PROBLEM
Count the lines in the data below that contain the string "Crime", with case counting, and give only the number.

RECORDS SUPPLIED
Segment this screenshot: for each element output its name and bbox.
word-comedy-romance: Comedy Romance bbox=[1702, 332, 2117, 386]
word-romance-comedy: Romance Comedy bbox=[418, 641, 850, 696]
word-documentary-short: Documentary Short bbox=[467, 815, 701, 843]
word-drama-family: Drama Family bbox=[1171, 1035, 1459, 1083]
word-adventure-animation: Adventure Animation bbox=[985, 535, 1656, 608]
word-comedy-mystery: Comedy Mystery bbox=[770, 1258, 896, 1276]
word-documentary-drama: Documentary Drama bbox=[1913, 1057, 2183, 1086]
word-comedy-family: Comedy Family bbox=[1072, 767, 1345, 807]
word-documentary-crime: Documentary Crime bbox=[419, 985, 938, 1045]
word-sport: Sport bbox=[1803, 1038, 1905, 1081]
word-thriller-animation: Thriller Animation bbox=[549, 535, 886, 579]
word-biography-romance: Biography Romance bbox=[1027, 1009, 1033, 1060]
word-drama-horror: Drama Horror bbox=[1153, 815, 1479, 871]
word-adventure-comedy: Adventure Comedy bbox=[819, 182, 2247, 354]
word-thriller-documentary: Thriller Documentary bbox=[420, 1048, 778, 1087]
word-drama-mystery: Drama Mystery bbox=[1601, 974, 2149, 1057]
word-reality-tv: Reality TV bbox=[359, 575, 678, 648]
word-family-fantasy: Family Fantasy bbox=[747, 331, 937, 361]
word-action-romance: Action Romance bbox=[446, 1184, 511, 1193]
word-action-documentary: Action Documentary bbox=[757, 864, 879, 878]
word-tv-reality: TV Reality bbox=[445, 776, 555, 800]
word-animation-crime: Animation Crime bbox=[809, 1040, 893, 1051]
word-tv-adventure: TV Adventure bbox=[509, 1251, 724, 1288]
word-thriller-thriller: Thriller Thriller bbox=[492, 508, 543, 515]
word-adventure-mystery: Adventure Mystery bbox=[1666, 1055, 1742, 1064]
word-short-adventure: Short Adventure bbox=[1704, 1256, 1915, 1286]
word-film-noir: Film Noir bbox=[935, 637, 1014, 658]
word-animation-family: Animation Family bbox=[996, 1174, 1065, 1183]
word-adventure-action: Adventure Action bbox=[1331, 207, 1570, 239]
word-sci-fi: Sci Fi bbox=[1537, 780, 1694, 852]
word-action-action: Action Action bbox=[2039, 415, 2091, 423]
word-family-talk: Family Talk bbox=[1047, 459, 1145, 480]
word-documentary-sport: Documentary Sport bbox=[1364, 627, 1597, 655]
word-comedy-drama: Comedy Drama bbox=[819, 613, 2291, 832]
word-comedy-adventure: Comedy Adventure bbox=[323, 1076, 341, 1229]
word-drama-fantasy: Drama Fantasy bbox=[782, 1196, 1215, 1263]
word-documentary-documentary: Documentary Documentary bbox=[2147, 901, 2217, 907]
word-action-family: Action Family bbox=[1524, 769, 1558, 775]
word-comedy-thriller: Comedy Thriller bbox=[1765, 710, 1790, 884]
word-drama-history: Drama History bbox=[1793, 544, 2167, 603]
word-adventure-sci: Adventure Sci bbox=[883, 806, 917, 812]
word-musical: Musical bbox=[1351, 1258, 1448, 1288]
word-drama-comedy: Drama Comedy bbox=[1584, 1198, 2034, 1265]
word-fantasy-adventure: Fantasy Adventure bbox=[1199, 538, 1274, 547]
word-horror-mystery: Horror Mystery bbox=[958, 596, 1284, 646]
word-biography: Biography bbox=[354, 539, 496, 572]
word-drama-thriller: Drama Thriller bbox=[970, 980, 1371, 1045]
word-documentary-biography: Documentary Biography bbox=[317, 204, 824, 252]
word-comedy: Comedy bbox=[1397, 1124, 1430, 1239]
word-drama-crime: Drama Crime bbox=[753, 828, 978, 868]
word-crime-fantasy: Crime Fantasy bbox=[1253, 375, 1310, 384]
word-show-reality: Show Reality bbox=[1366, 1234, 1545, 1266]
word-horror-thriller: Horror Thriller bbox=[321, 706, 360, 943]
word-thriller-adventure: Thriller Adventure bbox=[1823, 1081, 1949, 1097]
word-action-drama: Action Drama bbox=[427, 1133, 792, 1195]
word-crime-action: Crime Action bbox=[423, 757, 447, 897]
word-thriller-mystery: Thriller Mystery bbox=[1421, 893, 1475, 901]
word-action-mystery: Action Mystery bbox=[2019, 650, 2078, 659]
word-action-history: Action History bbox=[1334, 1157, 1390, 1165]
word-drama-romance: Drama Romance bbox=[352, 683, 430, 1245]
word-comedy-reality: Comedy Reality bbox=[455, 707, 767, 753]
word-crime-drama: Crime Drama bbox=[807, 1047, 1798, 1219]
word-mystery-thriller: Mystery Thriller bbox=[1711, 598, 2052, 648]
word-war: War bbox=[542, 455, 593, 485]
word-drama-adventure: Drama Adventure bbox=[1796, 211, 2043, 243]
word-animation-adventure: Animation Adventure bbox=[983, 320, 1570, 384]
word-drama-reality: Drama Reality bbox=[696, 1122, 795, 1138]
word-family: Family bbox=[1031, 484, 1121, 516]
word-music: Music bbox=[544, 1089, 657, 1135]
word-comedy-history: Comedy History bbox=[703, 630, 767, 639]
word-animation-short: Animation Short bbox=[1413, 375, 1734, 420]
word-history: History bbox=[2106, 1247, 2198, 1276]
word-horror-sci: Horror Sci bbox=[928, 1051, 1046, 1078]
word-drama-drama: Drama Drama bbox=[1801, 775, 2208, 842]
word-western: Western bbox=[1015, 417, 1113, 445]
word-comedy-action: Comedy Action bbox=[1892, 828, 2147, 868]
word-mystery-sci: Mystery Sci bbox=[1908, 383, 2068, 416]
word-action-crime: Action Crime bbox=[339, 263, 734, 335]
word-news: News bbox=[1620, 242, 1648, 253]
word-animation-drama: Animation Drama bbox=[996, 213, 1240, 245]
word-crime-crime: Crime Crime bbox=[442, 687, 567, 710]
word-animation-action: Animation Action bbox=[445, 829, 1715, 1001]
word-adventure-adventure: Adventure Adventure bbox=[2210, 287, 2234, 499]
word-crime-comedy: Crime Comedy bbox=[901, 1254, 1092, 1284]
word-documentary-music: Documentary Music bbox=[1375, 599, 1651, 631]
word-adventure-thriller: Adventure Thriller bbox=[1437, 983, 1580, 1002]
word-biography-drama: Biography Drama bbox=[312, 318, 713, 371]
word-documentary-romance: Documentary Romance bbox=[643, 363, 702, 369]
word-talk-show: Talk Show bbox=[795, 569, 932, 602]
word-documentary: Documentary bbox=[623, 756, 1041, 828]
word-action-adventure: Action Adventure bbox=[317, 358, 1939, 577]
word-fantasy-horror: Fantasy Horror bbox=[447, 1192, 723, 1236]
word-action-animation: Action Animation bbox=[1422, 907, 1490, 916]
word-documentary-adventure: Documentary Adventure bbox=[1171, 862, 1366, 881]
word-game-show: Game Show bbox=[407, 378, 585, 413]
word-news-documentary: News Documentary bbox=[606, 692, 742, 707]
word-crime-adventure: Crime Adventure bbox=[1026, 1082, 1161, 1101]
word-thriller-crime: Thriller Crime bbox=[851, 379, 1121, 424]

EXERCISE OUTPUT
11